A block of data
* * *

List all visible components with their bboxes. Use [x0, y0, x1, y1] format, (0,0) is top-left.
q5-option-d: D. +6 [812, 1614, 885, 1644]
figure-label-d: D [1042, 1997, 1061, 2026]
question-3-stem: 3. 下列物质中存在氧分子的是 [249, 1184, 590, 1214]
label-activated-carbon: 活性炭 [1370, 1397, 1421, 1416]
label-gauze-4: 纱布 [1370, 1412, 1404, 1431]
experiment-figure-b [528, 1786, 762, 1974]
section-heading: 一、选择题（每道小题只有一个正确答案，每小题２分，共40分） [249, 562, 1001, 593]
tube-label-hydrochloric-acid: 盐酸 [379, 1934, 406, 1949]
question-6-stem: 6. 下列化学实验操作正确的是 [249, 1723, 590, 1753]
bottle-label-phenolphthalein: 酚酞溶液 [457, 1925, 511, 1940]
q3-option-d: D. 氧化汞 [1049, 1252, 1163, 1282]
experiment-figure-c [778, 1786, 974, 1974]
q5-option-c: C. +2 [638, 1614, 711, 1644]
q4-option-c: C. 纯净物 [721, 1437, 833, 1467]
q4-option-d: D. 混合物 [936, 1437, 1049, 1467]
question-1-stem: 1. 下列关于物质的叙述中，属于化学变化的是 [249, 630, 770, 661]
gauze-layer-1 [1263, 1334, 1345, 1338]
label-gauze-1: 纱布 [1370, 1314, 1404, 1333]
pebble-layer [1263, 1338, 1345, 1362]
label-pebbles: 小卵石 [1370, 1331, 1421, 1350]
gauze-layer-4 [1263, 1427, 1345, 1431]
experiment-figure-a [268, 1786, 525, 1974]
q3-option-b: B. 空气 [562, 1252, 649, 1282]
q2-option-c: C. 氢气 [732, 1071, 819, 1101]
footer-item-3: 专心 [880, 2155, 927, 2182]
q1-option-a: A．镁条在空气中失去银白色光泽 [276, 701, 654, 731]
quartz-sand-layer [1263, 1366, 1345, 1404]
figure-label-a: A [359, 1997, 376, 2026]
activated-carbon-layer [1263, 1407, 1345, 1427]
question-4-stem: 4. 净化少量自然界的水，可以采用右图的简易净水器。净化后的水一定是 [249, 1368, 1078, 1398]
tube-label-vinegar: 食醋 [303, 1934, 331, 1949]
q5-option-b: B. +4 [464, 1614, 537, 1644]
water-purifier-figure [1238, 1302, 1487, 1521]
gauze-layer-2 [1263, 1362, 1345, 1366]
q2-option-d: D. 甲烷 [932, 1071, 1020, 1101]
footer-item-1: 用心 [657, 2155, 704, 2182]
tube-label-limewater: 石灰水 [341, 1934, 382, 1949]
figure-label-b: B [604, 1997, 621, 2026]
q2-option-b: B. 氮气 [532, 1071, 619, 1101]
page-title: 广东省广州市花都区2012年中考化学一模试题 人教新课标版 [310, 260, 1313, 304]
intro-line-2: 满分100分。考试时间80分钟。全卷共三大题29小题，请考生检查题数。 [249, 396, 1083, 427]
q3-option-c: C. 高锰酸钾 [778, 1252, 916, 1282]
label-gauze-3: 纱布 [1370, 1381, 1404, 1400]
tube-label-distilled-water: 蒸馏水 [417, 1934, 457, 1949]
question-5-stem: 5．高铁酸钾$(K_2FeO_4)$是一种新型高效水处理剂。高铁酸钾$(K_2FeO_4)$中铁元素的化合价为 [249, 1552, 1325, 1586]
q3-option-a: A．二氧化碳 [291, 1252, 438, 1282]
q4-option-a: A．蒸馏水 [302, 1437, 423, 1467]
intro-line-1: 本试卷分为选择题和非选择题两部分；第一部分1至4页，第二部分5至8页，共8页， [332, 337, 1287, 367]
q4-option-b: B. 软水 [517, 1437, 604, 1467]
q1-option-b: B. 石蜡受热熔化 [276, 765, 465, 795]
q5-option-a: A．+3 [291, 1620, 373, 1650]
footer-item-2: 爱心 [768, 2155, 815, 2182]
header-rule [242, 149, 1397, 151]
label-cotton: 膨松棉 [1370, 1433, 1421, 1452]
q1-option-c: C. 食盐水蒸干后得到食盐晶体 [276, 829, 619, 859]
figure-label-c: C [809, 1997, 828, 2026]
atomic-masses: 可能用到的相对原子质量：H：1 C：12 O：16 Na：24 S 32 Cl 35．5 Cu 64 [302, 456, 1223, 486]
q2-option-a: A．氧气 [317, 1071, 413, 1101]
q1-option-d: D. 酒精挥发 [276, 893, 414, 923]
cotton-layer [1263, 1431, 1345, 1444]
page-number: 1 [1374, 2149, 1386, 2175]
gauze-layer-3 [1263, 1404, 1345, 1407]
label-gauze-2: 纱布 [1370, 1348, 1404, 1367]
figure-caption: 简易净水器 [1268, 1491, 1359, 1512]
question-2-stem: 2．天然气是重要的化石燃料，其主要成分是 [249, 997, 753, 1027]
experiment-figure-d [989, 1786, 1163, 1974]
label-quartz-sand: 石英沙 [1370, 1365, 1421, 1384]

* * *

▸ REQUIRED WORK
In the stretch from the start of the records through the line holding "q5-option-c: C. +2 [638, 1614, 711, 1644]", swap "experiment-figure" for "lab-figure" and write those lines out again with nothing else changed.

▸ TASK ANSWER
List all visible components with their bboxes. Use [x0, y0, x1, y1] format, (0,0) is top-left.
q5-option-d: D. +6 [812, 1614, 885, 1644]
figure-label-d: D [1042, 1997, 1061, 2026]
question-3-stem: 3. 下列物质中存在氧分子的是 [249, 1184, 590, 1214]
label-activated-carbon: 活性炭 [1370, 1397, 1421, 1416]
label-gauze-4: 纱布 [1370, 1412, 1404, 1431]
lab-figure-b [528, 1786, 762, 1974]
section-heading: 一、选择题（每道小题只有一个正确答案，每小题２分，共40分） [249, 562, 1001, 593]
tube-label-hydrochloric-acid: 盐酸 [379, 1934, 406, 1949]
question-6-stem: 6. 下列化学实验操作正确的是 [249, 1723, 590, 1753]
bottle-label-phenolphthalein: 酚酞溶液 [457, 1925, 511, 1940]
q3-option-d: D. 氧化汞 [1049, 1252, 1163, 1282]
lab-figure-c [778, 1786, 974, 1974]
q5-option-c: C. +2 [638, 1614, 711, 1644]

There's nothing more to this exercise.